***** Passage *****

The pacing is handled thoughtfully and handled well. Jones and Crothers play three very familiar standards: Jerome Kern and Oscar Hammerstein’s “All the Things You Are,” Duke Ellington’s “In a Sentimental Mood” and Harry Warren’s “There Will Never Be Another You”—and between those standards, they offer improvised performances. Much of the time, their playing is very inside. But when they do venture outside, one might hear Jones acknowledging John Coltrane’s more avant-garde side or Crothers offering some acknowledgement of the iconoclastic pianist Cecil Taylor (who is one of the most influential and innovative musicians in the history of avant-garde jazz—Taylor is right up there with Ornette Coleman and Roscoe Mtchell when it comes to being a trailblazer). Jones and Crothers’ playing can be either melodic or abstract, depending on what strikes their fancy at a given moment. They leave their options open. But the more avant-garde parts of Live at the Freight should be thought of as mildly avant-garde rather than radically avant-garde. Although Crothers has some Taylor-ish moments, she doesn’t play like that all the time. Much of her pianism on this 52-minute CD is melodic post-bop pianism. And there are times when Live at the Freight isn’t avant-garde at all.

***** Information provided *****

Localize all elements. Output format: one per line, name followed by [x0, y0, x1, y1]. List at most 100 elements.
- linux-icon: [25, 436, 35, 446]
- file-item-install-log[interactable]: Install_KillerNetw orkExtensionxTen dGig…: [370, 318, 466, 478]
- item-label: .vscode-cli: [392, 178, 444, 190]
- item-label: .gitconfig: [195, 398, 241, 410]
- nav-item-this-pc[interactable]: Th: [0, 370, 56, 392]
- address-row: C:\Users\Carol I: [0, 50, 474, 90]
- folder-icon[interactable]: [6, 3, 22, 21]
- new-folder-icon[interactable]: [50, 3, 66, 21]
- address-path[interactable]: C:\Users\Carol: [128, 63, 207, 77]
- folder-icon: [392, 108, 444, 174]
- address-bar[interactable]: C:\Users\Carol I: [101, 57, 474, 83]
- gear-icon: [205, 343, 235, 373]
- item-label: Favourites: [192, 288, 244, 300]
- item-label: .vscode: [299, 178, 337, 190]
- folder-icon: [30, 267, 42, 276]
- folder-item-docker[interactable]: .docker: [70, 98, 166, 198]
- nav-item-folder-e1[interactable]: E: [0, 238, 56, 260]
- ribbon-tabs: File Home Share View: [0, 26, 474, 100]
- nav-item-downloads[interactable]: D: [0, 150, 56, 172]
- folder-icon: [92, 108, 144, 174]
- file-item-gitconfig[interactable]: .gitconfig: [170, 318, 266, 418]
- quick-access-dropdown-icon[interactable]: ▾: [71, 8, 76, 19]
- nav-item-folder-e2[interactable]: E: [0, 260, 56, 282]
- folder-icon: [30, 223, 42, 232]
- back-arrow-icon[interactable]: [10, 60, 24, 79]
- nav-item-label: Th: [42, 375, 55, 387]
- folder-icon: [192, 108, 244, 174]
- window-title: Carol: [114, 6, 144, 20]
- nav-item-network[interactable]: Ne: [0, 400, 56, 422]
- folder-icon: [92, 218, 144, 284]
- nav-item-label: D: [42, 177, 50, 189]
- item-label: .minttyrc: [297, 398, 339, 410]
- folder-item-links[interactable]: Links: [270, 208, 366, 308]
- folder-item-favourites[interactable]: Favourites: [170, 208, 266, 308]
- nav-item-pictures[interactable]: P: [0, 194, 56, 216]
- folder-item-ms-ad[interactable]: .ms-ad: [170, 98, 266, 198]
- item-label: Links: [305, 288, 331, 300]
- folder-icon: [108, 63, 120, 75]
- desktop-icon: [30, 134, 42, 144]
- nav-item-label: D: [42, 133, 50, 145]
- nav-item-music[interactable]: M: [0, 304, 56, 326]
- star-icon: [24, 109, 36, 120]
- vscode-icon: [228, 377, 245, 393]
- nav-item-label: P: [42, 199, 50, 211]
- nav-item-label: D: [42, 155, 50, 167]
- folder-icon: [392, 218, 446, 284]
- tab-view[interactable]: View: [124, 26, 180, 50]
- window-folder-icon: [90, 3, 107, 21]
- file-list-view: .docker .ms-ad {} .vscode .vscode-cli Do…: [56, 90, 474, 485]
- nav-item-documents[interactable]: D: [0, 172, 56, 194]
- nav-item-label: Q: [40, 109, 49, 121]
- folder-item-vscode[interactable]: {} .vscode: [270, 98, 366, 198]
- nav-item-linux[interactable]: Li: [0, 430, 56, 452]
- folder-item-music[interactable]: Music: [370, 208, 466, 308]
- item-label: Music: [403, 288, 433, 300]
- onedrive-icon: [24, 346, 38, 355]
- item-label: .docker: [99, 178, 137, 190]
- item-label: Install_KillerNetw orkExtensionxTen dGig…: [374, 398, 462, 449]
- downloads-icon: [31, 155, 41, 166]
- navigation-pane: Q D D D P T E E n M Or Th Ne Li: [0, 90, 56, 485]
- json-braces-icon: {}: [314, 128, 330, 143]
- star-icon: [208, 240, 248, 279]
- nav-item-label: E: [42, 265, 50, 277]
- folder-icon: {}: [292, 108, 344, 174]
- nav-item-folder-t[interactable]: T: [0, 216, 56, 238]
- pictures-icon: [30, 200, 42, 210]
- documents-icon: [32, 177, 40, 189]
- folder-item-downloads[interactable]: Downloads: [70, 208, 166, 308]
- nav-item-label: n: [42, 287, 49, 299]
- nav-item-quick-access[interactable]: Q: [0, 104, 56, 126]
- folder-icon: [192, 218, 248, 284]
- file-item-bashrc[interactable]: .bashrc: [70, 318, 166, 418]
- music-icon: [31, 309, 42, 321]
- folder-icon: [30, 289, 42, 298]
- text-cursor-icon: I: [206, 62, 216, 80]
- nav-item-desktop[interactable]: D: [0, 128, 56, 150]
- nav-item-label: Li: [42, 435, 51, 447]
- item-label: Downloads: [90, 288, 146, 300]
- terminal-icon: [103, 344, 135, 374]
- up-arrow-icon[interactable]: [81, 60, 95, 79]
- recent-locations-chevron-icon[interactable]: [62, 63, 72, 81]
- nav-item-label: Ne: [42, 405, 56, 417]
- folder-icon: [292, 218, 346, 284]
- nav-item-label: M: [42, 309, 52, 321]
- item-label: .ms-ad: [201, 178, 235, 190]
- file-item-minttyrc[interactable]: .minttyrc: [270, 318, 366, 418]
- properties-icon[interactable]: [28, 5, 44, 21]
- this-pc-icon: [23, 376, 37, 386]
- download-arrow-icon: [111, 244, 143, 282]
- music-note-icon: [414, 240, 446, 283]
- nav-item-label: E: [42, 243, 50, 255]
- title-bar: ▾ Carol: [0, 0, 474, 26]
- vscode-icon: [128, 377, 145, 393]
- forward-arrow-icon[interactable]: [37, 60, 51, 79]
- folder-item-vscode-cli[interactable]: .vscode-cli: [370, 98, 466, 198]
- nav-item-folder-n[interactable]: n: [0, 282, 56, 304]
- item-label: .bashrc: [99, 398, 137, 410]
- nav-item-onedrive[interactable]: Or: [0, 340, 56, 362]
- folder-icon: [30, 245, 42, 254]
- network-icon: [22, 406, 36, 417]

*****

— What to do —
1/ Summarize the review in two sentences.
2/ Answer these questions from the review.
(a) Who composed "In a Sentimental Mood"?
(b) How long is the CD?
(c) Which pianist does Crothers sometimes acknowledge in her playing?

— Task-by-task results —
1/ On Live at the Freight, Jones and Crothers play three familiar standards, "All the Things You Are," "In a Sentimental Mood" and "There Will Never Be Another You," with improvised performances between them, and much of their playing is very inside. When they venture outside, echoes of John Coltrane's avant-garde side and of Cecil Taylor can be heard, but these parts are only mildly avant-garde, and much of Crothers' playing is melodic post-bop.

2/
(a) Duke Ellington
(b) 52 minutes
(c) Cecil Taylor